[START Material supplied]

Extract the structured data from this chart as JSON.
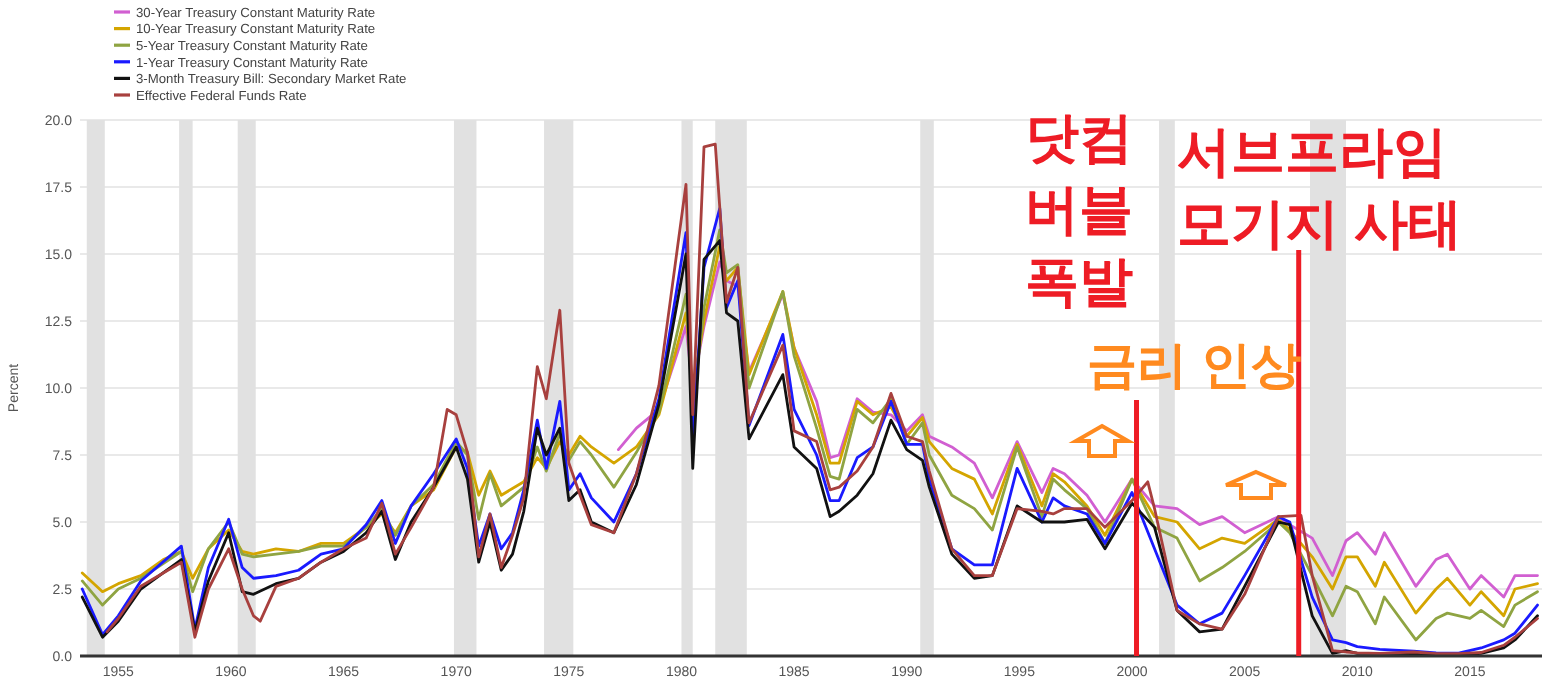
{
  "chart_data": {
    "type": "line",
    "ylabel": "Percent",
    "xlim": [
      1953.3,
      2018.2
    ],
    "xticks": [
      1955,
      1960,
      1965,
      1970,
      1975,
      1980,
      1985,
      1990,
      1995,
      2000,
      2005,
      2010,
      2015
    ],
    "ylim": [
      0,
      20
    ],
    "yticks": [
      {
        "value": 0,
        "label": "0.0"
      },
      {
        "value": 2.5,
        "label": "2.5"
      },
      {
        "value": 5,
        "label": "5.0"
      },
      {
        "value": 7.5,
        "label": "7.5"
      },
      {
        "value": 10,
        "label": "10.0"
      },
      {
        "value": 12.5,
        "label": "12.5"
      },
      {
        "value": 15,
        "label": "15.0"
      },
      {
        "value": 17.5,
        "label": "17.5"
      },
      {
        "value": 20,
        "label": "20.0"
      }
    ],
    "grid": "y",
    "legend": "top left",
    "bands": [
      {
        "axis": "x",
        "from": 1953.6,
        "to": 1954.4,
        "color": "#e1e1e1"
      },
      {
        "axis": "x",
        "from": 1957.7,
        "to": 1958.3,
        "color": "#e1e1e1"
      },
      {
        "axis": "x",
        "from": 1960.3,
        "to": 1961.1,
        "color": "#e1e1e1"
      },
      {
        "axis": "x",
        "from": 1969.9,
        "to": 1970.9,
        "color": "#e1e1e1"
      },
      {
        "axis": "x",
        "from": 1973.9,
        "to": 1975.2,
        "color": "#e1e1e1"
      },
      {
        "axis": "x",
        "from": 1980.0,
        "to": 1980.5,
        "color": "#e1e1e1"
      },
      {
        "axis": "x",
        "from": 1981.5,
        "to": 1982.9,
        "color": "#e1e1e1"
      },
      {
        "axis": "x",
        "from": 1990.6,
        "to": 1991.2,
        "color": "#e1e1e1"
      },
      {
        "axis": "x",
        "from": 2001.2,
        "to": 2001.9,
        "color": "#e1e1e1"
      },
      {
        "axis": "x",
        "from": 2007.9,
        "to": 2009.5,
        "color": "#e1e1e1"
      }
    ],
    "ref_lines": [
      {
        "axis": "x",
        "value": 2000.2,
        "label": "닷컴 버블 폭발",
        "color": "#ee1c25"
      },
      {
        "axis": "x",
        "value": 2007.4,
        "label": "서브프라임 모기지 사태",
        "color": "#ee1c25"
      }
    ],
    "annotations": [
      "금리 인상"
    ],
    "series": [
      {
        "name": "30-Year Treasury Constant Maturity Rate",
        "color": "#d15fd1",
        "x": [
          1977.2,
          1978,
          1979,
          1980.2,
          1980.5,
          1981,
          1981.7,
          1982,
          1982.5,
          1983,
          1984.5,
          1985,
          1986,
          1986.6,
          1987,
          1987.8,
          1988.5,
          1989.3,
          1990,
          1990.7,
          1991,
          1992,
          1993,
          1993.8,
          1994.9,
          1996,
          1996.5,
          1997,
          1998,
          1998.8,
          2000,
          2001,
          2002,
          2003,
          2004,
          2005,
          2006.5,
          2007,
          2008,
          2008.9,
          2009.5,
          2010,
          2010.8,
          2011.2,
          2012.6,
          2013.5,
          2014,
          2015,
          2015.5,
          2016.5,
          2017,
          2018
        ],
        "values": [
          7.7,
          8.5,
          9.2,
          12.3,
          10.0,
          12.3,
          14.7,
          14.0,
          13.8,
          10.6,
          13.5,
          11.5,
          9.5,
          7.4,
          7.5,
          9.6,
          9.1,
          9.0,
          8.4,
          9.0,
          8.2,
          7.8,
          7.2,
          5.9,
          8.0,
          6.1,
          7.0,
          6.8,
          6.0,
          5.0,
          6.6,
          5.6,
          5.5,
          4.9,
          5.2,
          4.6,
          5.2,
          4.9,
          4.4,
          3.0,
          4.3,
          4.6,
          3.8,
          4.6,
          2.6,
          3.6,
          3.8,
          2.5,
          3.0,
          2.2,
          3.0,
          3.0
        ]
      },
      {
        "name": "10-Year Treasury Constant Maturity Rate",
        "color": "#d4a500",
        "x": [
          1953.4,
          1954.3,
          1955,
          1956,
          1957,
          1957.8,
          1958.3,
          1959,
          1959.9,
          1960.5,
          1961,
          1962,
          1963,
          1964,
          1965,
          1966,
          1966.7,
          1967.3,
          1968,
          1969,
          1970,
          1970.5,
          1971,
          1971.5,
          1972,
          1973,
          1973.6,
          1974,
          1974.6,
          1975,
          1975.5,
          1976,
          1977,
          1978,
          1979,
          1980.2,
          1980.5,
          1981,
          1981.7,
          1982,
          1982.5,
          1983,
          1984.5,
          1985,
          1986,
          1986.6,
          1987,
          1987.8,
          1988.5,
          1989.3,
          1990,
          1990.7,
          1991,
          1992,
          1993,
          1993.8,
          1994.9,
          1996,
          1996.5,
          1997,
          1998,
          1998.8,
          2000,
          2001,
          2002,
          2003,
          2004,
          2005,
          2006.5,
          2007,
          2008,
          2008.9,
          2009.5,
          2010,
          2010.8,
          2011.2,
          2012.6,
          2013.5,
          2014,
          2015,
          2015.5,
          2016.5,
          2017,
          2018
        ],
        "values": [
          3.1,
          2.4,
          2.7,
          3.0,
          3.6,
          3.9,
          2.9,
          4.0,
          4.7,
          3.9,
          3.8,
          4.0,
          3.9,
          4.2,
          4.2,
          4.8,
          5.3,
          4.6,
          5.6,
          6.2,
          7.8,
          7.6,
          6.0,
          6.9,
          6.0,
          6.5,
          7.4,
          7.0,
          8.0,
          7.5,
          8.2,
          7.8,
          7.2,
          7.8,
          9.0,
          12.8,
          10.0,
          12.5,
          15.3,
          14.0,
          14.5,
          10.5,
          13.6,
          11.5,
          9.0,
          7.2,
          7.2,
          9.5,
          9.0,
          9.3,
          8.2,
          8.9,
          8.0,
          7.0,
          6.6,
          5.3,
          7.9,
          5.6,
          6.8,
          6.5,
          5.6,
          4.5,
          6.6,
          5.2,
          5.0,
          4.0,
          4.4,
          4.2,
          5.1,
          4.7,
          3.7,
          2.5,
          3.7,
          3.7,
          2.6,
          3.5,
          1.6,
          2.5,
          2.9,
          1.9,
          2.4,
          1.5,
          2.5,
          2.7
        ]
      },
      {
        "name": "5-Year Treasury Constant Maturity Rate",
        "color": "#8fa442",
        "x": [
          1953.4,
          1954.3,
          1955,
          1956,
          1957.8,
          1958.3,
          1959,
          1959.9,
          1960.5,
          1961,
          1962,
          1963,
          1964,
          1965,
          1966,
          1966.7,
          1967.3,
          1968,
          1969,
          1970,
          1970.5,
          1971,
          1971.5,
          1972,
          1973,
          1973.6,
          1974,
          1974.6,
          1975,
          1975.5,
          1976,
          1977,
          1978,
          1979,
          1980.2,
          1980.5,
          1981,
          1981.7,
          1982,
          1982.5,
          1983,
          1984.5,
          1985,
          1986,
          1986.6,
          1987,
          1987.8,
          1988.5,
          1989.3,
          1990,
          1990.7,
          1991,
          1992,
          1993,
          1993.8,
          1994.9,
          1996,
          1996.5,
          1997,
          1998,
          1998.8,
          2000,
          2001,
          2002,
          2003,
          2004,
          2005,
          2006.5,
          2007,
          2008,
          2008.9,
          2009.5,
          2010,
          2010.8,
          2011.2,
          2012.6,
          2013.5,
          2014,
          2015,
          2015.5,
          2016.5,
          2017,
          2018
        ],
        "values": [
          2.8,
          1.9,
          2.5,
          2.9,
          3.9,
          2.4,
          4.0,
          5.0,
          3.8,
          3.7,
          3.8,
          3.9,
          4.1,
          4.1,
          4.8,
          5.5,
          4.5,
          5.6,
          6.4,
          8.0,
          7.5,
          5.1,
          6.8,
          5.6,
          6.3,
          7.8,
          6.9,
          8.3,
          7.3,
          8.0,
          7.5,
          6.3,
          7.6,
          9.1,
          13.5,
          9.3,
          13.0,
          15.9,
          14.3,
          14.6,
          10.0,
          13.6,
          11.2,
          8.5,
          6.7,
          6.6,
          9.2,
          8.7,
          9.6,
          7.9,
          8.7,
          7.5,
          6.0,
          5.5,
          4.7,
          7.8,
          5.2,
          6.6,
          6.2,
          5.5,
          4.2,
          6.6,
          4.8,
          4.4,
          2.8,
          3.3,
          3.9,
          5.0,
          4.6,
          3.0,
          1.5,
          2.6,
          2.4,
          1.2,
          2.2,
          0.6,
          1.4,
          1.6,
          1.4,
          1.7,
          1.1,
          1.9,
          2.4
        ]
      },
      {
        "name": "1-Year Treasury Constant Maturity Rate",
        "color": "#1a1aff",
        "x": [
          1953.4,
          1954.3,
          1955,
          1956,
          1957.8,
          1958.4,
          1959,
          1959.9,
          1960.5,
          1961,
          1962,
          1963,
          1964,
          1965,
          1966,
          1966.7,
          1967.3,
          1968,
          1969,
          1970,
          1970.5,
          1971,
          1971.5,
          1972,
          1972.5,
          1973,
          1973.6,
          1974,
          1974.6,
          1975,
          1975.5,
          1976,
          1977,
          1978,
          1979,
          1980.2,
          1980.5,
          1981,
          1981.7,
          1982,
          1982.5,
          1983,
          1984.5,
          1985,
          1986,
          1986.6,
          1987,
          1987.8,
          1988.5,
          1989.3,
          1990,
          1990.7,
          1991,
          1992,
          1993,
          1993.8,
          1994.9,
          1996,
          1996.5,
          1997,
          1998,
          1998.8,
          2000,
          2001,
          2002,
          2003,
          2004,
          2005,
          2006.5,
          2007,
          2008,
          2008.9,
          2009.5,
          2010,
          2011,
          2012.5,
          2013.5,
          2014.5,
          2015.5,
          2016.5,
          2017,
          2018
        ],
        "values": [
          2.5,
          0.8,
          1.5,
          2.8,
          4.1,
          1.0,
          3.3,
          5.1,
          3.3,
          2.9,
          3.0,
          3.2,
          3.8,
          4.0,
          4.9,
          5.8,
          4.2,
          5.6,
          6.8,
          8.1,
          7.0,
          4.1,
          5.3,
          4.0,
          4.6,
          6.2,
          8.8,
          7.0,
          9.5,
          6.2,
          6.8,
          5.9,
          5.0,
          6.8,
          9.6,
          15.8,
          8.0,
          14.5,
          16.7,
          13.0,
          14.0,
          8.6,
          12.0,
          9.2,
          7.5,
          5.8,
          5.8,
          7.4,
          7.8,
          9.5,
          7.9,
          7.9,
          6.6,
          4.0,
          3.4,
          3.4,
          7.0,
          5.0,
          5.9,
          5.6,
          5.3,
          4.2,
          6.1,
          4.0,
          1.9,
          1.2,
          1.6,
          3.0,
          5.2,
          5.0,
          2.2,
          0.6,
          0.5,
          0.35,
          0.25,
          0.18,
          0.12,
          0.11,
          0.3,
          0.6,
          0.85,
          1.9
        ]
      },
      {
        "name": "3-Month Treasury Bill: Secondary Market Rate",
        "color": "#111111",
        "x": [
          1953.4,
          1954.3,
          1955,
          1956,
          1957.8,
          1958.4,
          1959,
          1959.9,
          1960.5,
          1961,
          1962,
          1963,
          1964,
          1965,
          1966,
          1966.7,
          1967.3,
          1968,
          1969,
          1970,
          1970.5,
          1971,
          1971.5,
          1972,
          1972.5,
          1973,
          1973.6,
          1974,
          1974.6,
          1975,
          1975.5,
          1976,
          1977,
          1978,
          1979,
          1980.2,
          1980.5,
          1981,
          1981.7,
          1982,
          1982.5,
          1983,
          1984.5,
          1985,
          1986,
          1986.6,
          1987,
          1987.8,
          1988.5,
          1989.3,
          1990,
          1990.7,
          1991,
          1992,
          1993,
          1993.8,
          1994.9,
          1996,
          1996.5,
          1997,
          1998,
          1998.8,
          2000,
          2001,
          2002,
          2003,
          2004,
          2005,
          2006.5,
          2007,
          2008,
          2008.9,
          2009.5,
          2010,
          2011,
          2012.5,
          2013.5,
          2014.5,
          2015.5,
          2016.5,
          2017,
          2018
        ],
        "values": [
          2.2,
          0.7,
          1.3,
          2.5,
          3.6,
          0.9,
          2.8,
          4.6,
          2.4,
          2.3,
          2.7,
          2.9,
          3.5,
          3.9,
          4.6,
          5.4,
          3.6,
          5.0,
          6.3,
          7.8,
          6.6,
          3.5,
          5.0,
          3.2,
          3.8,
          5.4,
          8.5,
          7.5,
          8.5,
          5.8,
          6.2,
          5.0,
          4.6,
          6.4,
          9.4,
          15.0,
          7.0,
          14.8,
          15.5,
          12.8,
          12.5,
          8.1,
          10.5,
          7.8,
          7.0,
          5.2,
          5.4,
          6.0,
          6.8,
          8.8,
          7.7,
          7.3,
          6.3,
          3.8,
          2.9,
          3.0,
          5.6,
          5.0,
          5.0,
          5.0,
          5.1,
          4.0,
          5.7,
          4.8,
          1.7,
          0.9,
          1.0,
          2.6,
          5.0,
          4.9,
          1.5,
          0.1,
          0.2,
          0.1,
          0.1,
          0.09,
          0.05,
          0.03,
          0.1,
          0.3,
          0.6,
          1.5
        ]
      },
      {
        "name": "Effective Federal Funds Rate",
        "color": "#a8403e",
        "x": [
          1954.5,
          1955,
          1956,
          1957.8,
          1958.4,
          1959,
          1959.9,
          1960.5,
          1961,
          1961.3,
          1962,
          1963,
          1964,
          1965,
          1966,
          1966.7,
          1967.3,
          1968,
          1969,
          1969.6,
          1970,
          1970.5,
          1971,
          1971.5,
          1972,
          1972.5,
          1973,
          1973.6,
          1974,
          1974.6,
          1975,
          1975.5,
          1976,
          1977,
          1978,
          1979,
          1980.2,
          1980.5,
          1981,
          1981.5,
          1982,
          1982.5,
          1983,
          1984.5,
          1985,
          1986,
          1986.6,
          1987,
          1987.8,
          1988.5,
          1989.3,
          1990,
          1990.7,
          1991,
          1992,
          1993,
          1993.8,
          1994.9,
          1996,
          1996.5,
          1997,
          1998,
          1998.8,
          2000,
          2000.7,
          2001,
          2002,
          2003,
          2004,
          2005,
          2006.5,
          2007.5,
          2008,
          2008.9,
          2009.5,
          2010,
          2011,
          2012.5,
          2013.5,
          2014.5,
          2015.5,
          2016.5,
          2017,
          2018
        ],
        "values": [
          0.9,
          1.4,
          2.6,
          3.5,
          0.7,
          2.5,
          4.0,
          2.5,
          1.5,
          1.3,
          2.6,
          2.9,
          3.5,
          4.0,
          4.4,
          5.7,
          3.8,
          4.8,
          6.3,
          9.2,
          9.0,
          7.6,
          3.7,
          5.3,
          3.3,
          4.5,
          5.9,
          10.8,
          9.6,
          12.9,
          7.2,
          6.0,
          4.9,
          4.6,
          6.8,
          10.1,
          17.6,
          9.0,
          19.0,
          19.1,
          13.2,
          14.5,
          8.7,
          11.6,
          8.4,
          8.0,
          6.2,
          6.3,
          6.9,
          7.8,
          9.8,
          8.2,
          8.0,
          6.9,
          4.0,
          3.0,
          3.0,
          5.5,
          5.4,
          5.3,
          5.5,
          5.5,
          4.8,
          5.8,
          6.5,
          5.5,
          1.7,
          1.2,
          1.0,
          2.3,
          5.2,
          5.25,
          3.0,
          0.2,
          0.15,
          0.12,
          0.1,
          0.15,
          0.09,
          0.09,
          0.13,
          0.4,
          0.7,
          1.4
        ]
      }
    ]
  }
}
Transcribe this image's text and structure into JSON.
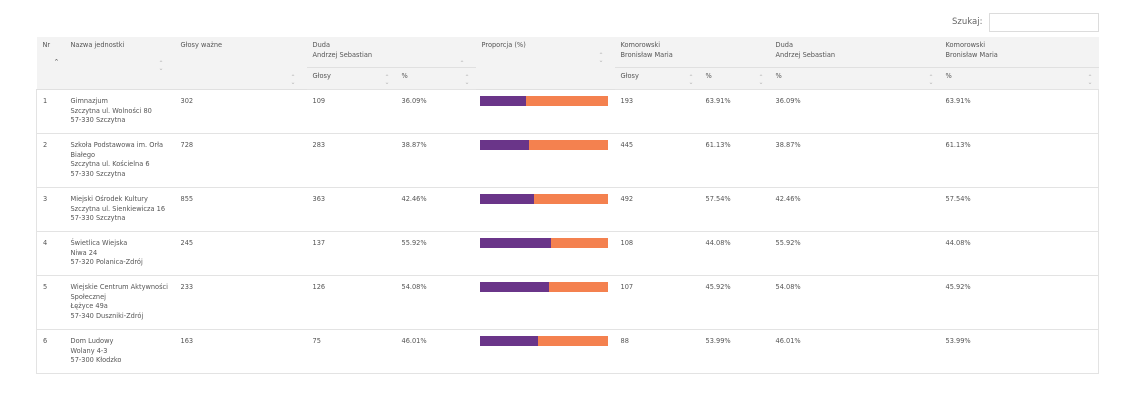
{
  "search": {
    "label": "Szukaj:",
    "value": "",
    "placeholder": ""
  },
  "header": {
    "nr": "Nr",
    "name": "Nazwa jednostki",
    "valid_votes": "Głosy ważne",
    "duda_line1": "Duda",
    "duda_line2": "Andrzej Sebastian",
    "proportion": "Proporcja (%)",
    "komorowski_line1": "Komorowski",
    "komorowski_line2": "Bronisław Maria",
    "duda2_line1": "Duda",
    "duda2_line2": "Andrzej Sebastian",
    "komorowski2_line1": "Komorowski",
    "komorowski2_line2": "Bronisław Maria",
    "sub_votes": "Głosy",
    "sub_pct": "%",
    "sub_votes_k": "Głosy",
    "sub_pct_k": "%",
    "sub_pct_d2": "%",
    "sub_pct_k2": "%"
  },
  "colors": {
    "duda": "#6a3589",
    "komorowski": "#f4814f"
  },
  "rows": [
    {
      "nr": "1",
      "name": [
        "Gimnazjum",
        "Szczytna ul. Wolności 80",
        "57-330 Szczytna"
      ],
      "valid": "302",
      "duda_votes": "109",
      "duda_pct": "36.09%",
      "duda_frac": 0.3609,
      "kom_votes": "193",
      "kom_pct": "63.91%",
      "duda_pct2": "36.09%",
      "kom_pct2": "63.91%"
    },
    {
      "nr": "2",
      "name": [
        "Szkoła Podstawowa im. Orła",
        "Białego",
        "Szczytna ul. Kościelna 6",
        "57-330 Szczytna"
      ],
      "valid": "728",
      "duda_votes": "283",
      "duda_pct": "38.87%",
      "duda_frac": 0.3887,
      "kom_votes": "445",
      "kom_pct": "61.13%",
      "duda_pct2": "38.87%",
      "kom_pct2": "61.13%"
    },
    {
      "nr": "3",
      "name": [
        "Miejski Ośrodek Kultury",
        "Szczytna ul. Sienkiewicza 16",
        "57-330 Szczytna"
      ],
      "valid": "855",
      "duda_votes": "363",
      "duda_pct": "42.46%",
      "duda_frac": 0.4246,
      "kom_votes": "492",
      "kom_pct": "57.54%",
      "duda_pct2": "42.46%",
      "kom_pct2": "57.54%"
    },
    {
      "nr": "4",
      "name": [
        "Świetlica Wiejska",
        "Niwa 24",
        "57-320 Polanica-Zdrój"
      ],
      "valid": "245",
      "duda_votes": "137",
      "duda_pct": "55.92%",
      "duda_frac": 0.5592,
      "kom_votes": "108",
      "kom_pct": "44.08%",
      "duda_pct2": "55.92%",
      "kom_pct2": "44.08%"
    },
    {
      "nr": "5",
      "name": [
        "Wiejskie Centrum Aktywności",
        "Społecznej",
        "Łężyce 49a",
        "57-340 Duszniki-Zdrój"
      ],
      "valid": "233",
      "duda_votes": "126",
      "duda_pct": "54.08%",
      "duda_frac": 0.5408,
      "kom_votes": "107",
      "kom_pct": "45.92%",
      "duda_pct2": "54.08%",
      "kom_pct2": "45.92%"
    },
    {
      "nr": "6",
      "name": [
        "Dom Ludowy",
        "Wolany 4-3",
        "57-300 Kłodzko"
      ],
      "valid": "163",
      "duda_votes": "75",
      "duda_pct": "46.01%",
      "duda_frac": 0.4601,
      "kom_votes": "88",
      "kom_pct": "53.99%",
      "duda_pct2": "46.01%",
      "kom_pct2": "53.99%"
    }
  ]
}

[END Material supplied]

**Exercise prompt**
Which lines hold the word "this"? Return all of them from the records above.

**Solution**
Extract the structured data from this chart as JSON.
Transcribe this image's text and structure into JSON.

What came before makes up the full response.